[Chart and figure data]
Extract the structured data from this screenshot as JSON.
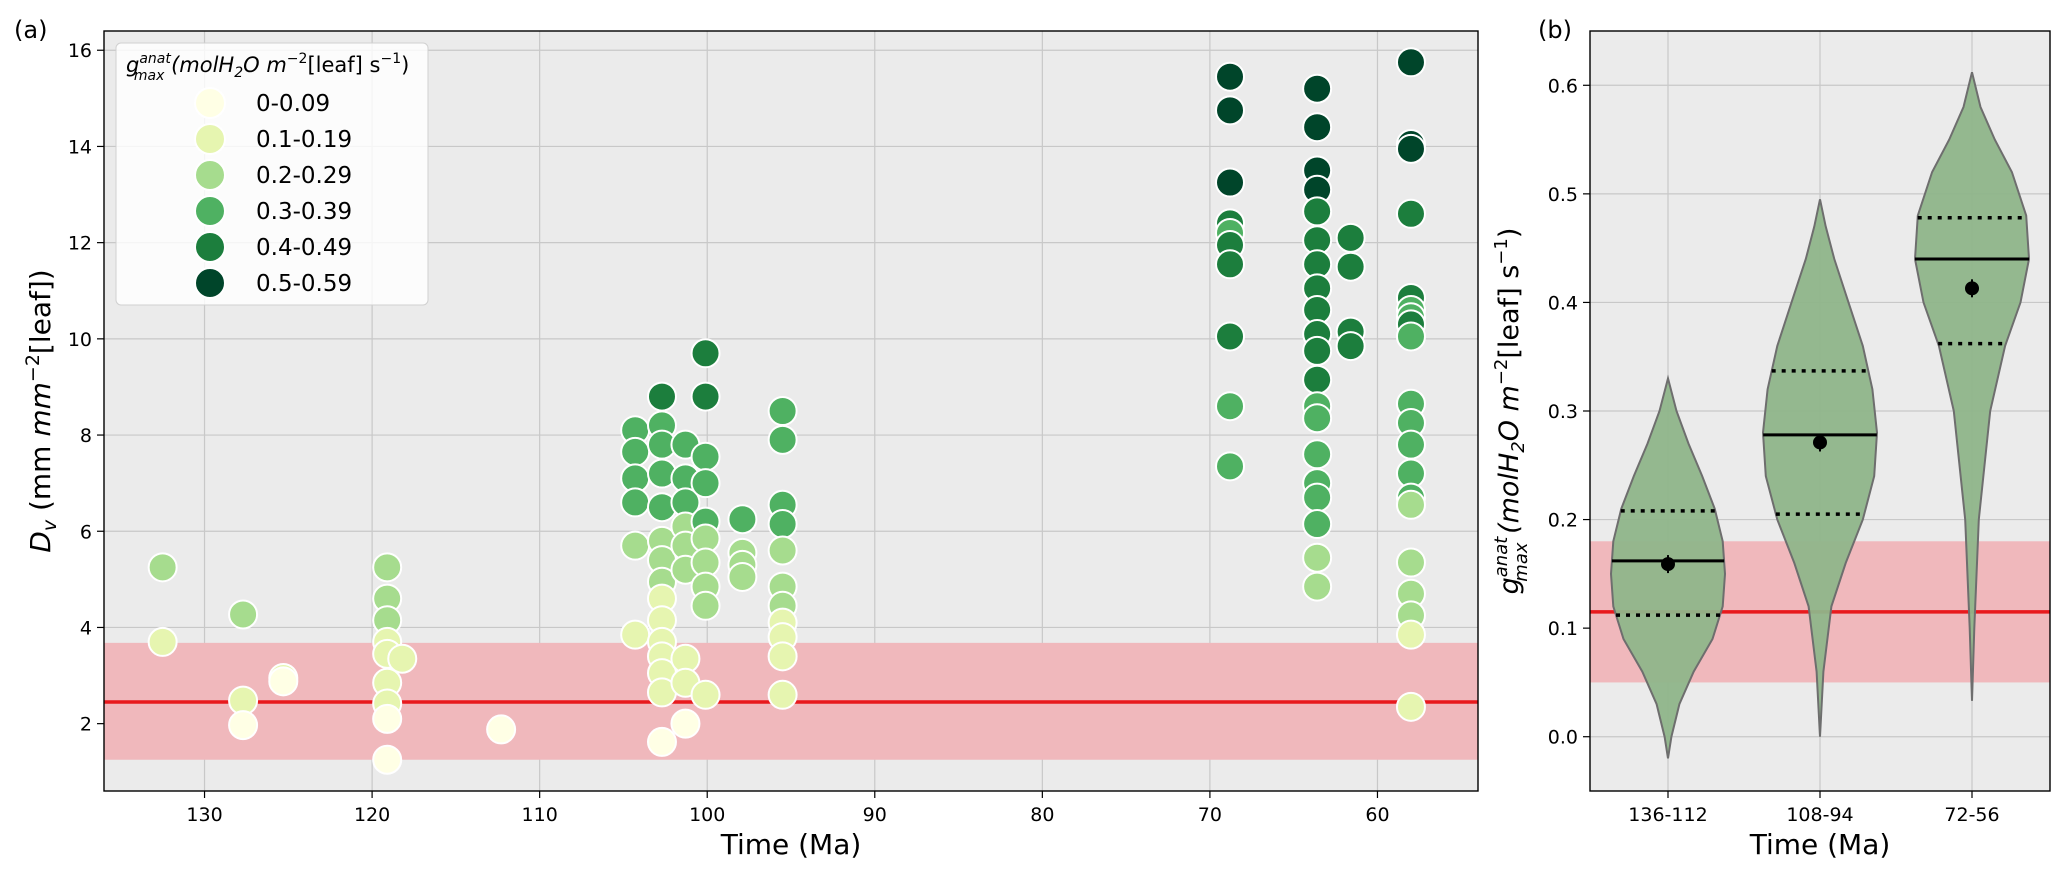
{
  "chart_data": [
    {
      "panel_label": "(a)",
      "type": "scatter",
      "xlabel": "Time (Ma)",
      "ylabel": "D_v (mm mm^-2[leaf])",
      "ylabel_parts": {
        "sym": "D",
        "sub": "v",
        "pre": " (mm ",
        "mm": "mm",
        "sup": "−2",
        "post": "[leaf])"
      },
      "xlim": [
        136,
        54
      ],
      "ylim": [
        0.6,
        16.4
      ],
      "x_reversed": true,
      "xticks": [
        "130",
        "120",
        "110",
        "100",
        "90",
        "80",
        "70",
        "60"
      ],
      "yticks": [
        "2",
        "4",
        "6",
        "8",
        "10",
        "12",
        "14",
        "16"
      ],
      "grid": true,
      "legend_placement": "top-left",
      "legend_title": "g_max^anat (molH2O m^-2[leaf] s^-1)",
      "legend_title_parts": {
        "g": "g",
        "sub": "max",
        "sup": "anat",
        "rest_a": " (molH",
        "h2o_sub": "2",
        "rest_b": "O m",
        "m_sup": "−2",
        "rest_c": "[leaf] s",
        "s_sup": "−1",
        "close": ")"
      },
      "classes": [
        {
          "name": "0-0.09",
          "color": "#ffffe5"
        },
        {
          "name": "0.1-0.19",
          "color": "#e6f5b0"
        },
        {
          "name": "0.2-0.29",
          "color": "#a6dc8e"
        },
        {
          "name": "0.3-0.39",
          "color": "#4fb162"
        },
        {
          "name": "0.4-0.49",
          "color": "#1c7e3d"
        },
        {
          "name": "0.5-0.59",
          "color": "#00452a"
        }
      ],
      "reference_line": 2.45,
      "reference_band": [
        1.25,
        3.68
      ],
      "points": [
        {
          "x": 132.5,
          "y": 5.25,
          "c": 2
        },
        {
          "x": 132.5,
          "y": 3.7,
          "c": 1
        },
        {
          "x": 127.7,
          "y": 4.27,
          "c": 2
        },
        {
          "x": 127.7,
          "y": 2.48,
          "c": 1
        },
        {
          "x": 127.7,
          "y": 1.97,
          "c": 0
        },
        {
          "x": 125.3,
          "y": 2.95,
          "c": 1
        },
        {
          "x": 125.3,
          "y": 2.88,
          "c": 0
        },
        {
          "x": 119.1,
          "y": 5.25,
          "c": 2
        },
        {
          "x": 119.1,
          "y": 4.6,
          "c": 2
        },
        {
          "x": 119.1,
          "y": 4.15,
          "c": 2
        },
        {
          "x": 119.1,
          "y": 3.7,
          "c": 1
        },
        {
          "x": 119.1,
          "y": 3.45,
          "c": 1
        },
        {
          "x": 119.1,
          "y": 2.85,
          "c": 1
        },
        {
          "x": 119.1,
          "y": 2.42,
          "c": 1
        },
        {
          "x": 119.1,
          "y": 2.1,
          "c": 0
        },
        {
          "x": 119.1,
          "y": 1.25,
          "c": 0
        },
        {
          "x": 118.2,
          "y": 3.35,
          "c": 1
        },
        {
          "x": 112.3,
          "y": 1.88,
          "c": 0
        },
        {
          "x": 104.3,
          "y": 8.1,
          "c": 3
        },
        {
          "x": 104.3,
          "y": 7.65,
          "c": 3
        },
        {
          "x": 104.3,
          "y": 7.1,
          "c": 3
        },
        {
          "x": 104.3,
          "y": 6.6,
          "c": 3
        },
        {
          "x": 104.3,
          "y": 5.7,
          "c": 2
        },
        {
          "x": 104.3,
          "y": 3.85,
          "c": 1
        },
        {
          "x": 102.7,
          "y": 8.8,
          "c": 4
        },
        {
          "x": 102.7,
          "y": 8.2,
          "c": 3
        },
        {
          "x": 102.7,
          "y": 7.8,
          "c": 3
        },
        {
          "x": 102.7,
          "y": 7.2,
          "c": 3
        },
        {
          "x": 102.7,
          "y": 6.5,
          "c": 3
        },
        {
          "x": 102.7,
          "y": 5.8,
          "c": 2
        },
        {
          "x": 102.7,
          "y": 5.4,
          "c": 2
        },
        {
          "x": 102.7,
          "y": 4.95,
          "c": 2
        },
        {
          "x": 102.7,
          "y": 4.6,
          "c": 1
        },
        {
          "x": 102.7,
          "y": 4.15,
          "c": 1
        },
        {
          "x": 102.7,
          "y": 3.7,
          "c": 1
        },
        {
          "x": 102.7,
          "y": 3.4,
          "c": 1
        },
        {
          "x": 102.7,
          "y": 3.05,
          "c": 1
        },
        {
          "x": 102.7,
          "y": 2.65,
          "c": 1
        },
        {
          "x": 102.7,
          "y": 1.62,
          "c": 0
        },
        {
          "x": 101.3,
          "y": 7.8,
          "c": 3
        },
        {
          "x": 101.3,
          "y": 7.1,
          "c": 3
        },
        {
          "x": 101.3,
          "y": 6.6,
          "c": 3
        },
        {
          "x": 101.3,
          "y": 6.1,
          "c": 2
        },
        {
          "x": 101.3,
          "y": 5.7,
          "c": 2
        },
        {
          "x": 101.3,
          "y": 5.2,
          "c": 2
        },
        {
          "x": 101.3,
          "y": 3.35,
          "c": 1
        },
        {
          "x": 101.3,
          "y": 2.85,
          "c": 1
        },
        {
          "x": 101.3,
          "y": 2.0,
          "c": 0
        },
        {
          "x": 100.1,
          "y": 9.7,
          "c": 4
        },
        {
          "x": 100.1,
          "y": 8.8,
          "c": 4
        },
        {
          "x": 100.1,
          "y": 7.55,
          "c": 3
        },
        {
          "x": 100.1,
          "y": 7.0,
          "c": 3
        },
        {
          "x": 100.1,
          "y": 6.2,
          "c": 3
        },
        {
          "x": 100.1,
          "y": 5.85,
          "c": 2
        },
        {
          "x": 100.1,
          "y": 5.35,
          "c": 2
        },
        {
          "x": 100.1,
          "y": 4.85,
          "c": 2
        },
        {
          "x": 100.1,
          "y": 4.45,
          "c": 2
        },
        {
          "x": 100.1,
          "y": 2.6,
          "c": 1
        },
        {
          "x": 97.9,
          "y": 6.25,
          "c": 3
        },
        {
          "x": 97.9,
          "y": 5.55,
          "c": 2
        },
        {
          "x": 97.9,
          "y": 5.3,
          "c": 2
        },
        {
          "x": 97.9,
          "y": 5.05,
          "c": 2
        },
        {
          "x": 95.5,
          "y": 8.5,
          "c": 3
        },
        {
          "x": 95.5,
          "y": 7.9,
          "c": 3
        },
        {
          "x": 95.5,
          "y": 6.55,
          "c": 3
        },
        {
          "x": 95.5,
          "y": 6.15,
          "c": 3
        },
        {
          "x": 95.5,
          "y": 5.6,
          "c": 2
        },
        {
          "x": 95.5,
          "y": 4.85,
          "c": 2
        },
        {
          "x": 95.5,
          "y": 4.45,
          "c": 2
        },
        {
          "x": 95.5,
          "y": 4.1,
          "c": 1
        },
        {
          "x": 95.5,
          "y": 3.8,
          "c": 1
        },
        {
          "x": 95.5,
          "y": 3.4,
          "c": 1
        },
        {
          "x": 95.5,
          "y": 2.6,
          "c": 1
        },
        {
          "x": 68.8,
          "y": 15.45,
          "c": 5
        },
        {
          "x": 68.8,
          "y": 14.75,
          "c": 5
        },
        {
          "x": 68.8,
          "y": 13.25,
          "c": 5
        },
        {
          "x": 68.8,
          "y": 12.4,
          "c": 4
        },
        {
          "x": 68.8,
          "y": 12.2,
          "c": 3
        },
        {
          "x": 68.8,
          "y": 11.95,
          "c": 4
        },
        {
          "x": 68.8,
          "y": 11.55,
          "c": 4
        },
        {
          "x": 68.8,
          "y": 10.05,
          "c": 4
        },
        {
          "x": 68.8,
          "y": 8.6,
          "c": 3
        },
        {
          "x": 68.8,
          "y": 7.35,
          "c": 3
        },
        {
          "x": 63.6,
          "y": 15.2,
          "c": 5
        },
        {
          "x": 63.6,
          "y": 14.4,
          "c": 5
        },
        {
          "x": 63.6,
          "y": 13.5,
          "c": 5
        },
        {
          "x": 63.6,
          "y": 13.1,
          "c": 5
        },
        {
          "x": 63.6,
          "y": 12.65,
          "c": 4
        },
        {
          "x": 63.6,
          "y": 12.05,
          "c": 4
        },
        {
          "x": 63.6,
          "y": 11.55,
          "c": 4
        },
        {
          "x": 63.6,
          "y": 11.05,
          "c": 4
        },
        {
          "x": 63.6,
          "y": 10.6,
          "c": 4
        },
        {
          "x": 63.6,
          "y": 10.1,
          "c": 4
        },
        {
          "x": 63.6,
          "y": 9.75,
          "c": 4
        },
        {
          "x": 63.6,
          "y": 9.15,
          "c": 4
        },
        {
          "x": 63.6,
          "y": 8.6,
          "c": 3
        },
        {
          "x": 63.6,
          "y": 8.35,
          "c": 3
        },
        {
          "x": 63.6,
          "y": 7.6,
          "c": 3
        },
        {
          "x": 63.6,
          "y": 7.0,
          "c": 3
        },
        {
          "x": 63.6,
          "y": 6.7,
          "c": 3
        },
        {
          "x": 63.6,
          "y": 6.15,
          "c": 3
        },
        {
          "x": 63.6,
          "y": 5.45,
          "c": 2
        },
        {
          "x": 63.6,
          "y": 4.85,
          "c": 2
        },
        {
          "x": 61.6,
          "y": 12.1,
          "c": 4
        },
        {
          "x": 61.6,
          "y": 11.5,
          "c": 4
        },
        {
          "x": 61.6,
          "y": 10.15,
          "c": 4
        },
        {
          "x": 61.6,
          "y": 9.85,
          "c": 4
        },
        {
          "x": 58.0,
          "y": 15.75,
          "c": 5
        },
        {
          "x": 58.0,
          "y": 14.05,
          "c": 5
        },
        {
          "x": 58.0,
          "y": 13.95,
          "c": 5
        },
        {
          "x": 58.0,
          "y": 12.6,
          "c": 4
        },
        {
          "x": 58.0,
          "y": 10.85,
          "c": 4
        },
        {
          "x": 58.0,
          "y": 10.6,
          "c": 3
        },
        {
          "x": 58.0,
          "y": 10.45,
          "c": 3
        },
        {
          "x": 58.0,
          "y": 10.3,
          "c": 4
        },
        {
          "x": 58.0,
          "y": 10.05,
          "c": 3
        },
        {
          "x": 58.0,
          "y": 8.65,
          "c": 3
        },
        {
          "x": 58.0,
          "y": 8.25,
          "c": 3
        },
        {
          "x": 58.0,
          "y": 7.8,
          "c": 3
        },
        {
          "x": 58.0,
          "y": 7.2,
          "c": 3
        },
        {
          "x": 58.0,
          "y": 6.7,
          "c": 3
        },
        {
          "x": 58.0,
          "y": 6.55,
          "c": 2
        },
        {
          "x": 58.0,
          "y": 5.35,
          "c": 2
        },
        {
          "x": 58.0,
          "y": 4.7,
          "c": 2
        },
        {
          "x": 58.0,
          "y": 4.25,
          "c": 2
        },
        {
          "x": 58.0,
          "y": 3.85,
          "c": 1
        },
        {
          "x": 58.0,
          "y": 2.35,
          "c": 1
        }
      ]
    },
    {
      "panel_label": "(b)",
      "type": "violin",
      "xlabel": "Time (Ma)",
      "ylabel": "g_max^anat (molH2O m^-2[leaf] s^-1)",
      "ylabel_parts": {
        "g": "g",
        "sub": "max",
        "sup": "anat",
        "rest_a": " (molH",
        "h2o_sub": "2",
        "rest_b": "O m",
        "m_sup": "−2",
        "rest_c": "[leaf] s",
        "s_sup": "−1",
        "close": ")"
      },
      "categories": [
        "136-112",
        "108-94",
        "72-56"
      ],
      "ylim": [
        -0.05,
        0.65
      ],
      "yticks": [
        "0.0",
        "0.1",
        "0.2",
        "0.3",
        "0.4",
        "0.5",
        "0.6"
      ],
      "grid": true,
      "violin_color": "#8fb58a",
      "reference_line": 0.115,
      "reference_band": [
        0.05,
        0.18
      ],
      "violins": [
        {
          "range": [
            -0.02,
            0.33
          ],
          "median": 0.162,
          "q1": 0.112,
          "q3": 0.208,
          "mean": 0.159,
          "density": [
            [
              -0.02,
              0.0
            ],
            [
              0.0,
              0.06
            ],
            [
              0.03,
              0.2
            ],
            [
              0.06,
              0.45
            ],
            [
              0.09,
              0.78
            ],
            [
              0.12,
              0.96
            ],
            [
              0.15,
              1.0
            ],
            [
              0.18,
              0.96
            ],
            [
              0.21,
              0.82
            ],
            [
              0.24,
              0.6
            ],
            [
              0.27,
              0.36
            ],
            [
              0.3,
              0.15
            ],
            [
              0.33,
              0.0
            ]
          ]
        },
        {
          "range": [
            0.0,
            0.495
          ],
          "median": 0.278,
          "q1": 0.205,
          "q3": 0.337,
          "mean": 0.271,
          "density": [
            [
              0.0,
              0.0
            ],
            [
              0.06,
              0.06
            ],
            [
              0.12,
              0.2
            ],
            [
              0.16,
              0.45
            ],
            [
              0.2,
              0.75
            ],
            [
              0.24,
              0.95
            ],
            [
              0.28,
              1.0
            ],
            [
              0.32,
              0.92
            ],
            [
              0.36,
              0.75
            ],
            [
              0.4,
              0.5
            ],
            [
              0.44,
              0.25
            ],
            [
              0.47,
              0.1
            ],
            [
              0.495,
              0.0
            ]
          ]
        },
        {
          "range": [
            0.033,
            0.612
          ],
          "median": 0.44,
          "q1": 0.362,
          "q3": 0.478,
          "mean": 0.413,
          "density": [
            [
              0.033,
              0.0
            ],
            [
              0.1,
              0.04
            ],
            [
              0.2,
              0.12
            ],
            [
              0.3,
              0.32
            ],
            [
              0.36,
              0.58
            ],
            [
              0.4,
              0.85
            ],
            [
              0.44,
              1.0
            ],
            [
              0.48,
              0.95
            ],
            [
              0.52,
              0.7
            ],
            [
              0.55,
              0.4
            ],
            [
              0.58,
              0.15
            ],
            [
              0.612,
              0.0
            ]
          ]
        }
      ]
    }
  ]
}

Aim:
In the records above, how many lines include "leaf"? Give that number and nothing more.

Task answer:
6